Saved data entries
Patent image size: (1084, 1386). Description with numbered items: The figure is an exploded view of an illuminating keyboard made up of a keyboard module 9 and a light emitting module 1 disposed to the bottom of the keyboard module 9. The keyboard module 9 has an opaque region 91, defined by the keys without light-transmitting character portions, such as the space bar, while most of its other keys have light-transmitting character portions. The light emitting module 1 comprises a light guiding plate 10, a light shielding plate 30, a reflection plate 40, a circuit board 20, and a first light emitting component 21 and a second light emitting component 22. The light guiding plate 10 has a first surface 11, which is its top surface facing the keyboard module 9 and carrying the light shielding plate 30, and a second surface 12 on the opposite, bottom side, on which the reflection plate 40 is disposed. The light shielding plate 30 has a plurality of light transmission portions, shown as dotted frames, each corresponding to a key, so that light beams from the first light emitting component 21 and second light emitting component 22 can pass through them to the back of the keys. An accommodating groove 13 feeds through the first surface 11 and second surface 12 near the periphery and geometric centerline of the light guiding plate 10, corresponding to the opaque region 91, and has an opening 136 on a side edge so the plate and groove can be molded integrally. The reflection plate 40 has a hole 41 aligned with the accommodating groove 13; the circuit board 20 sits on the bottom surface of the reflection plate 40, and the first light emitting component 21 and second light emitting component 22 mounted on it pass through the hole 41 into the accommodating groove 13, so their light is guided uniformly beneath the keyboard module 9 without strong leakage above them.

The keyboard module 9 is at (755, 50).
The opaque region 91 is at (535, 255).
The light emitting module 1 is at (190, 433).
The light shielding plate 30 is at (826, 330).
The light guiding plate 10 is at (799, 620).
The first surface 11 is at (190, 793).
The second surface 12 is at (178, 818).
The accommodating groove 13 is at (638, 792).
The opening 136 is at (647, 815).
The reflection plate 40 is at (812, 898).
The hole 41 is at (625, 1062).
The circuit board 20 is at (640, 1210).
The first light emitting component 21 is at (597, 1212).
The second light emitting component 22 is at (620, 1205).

> [Set task]:
Copy every line of the data above word for word, leaving nothing out.

> [Response to this exercise]:
Patent image size: (1084, 1386). Description with numbered items: The figure is an exploded view of an illuminating keyboard made up of a keyboard module 9 and a light emitting module 1 disposed to the bottom of the keyboard module 9. The keyboard module 9 has an opaque region 91, defined by the keys without light-transmitting character portions, such as the space bar, while most of its other keys have light-transmitting character portions. The light emitting module 1 comprises a light guiding plate 10, a light shielding plate 30, a reflection plate 40, a circuit board 20, and a first light emitting component 21 and a second light emitting component 22. The light guiding plate 10 has a first surface 11, which is its top surface facing the keyboard module 9 and carrying the light shielding plate 30, and a second surface 12 on the opposite, bottom side, on which the reflection plate 40 is disposed. The light shielding plate 30 has a plurality of light transmission portions, shown as dotted frames, each corresponding to a key, so that light beams from the first light emitting component 21 and second light emitting component 22 can pass through them to the back of the keys. An accommodating groove 13 feeds through the first surface 11 and second surface 12 near the periphery and geometric centerline of the light guiding plate 10, corresponding to the opaque region 91, and has an opening 136 on a side edge so the plate and groove can be molded integrally. The reflection plate 40 has a hole 41 aligned with the accommodating groove 13; the circuit board 20 sits on the bottom surface of the reflection plate 40, and the first light emitting component 21 and second light emitting component 22 mounted on it pass through the hole 41 into the accommodating groove 13, so their light is guided uniformly beneath the keyboard module 9 without strong leakage above them.

The keyboard module 9 is at (755, 50).
The opaque region 91 is at (535, 255).
The light emitting module 1 is at (190, 433).
The light shielding plate 30 is at (826, 330).
The light guiding plate 10 is at (799, 620).
The first surface 11 is at (190, 793).
The second surface 12 is at (178, 818).
The accommodating groove 13 is at (638, 792).
The opening 136 is at (647, 815).
The reflection plate 40 is at (812, 898).
The hole 41 is at (625, 1062).
The circuit board 20 is at (640, 1210).
The first light emitting component 21 is at (597, 1212).
The second light emitting component 22 is at (620, 1205).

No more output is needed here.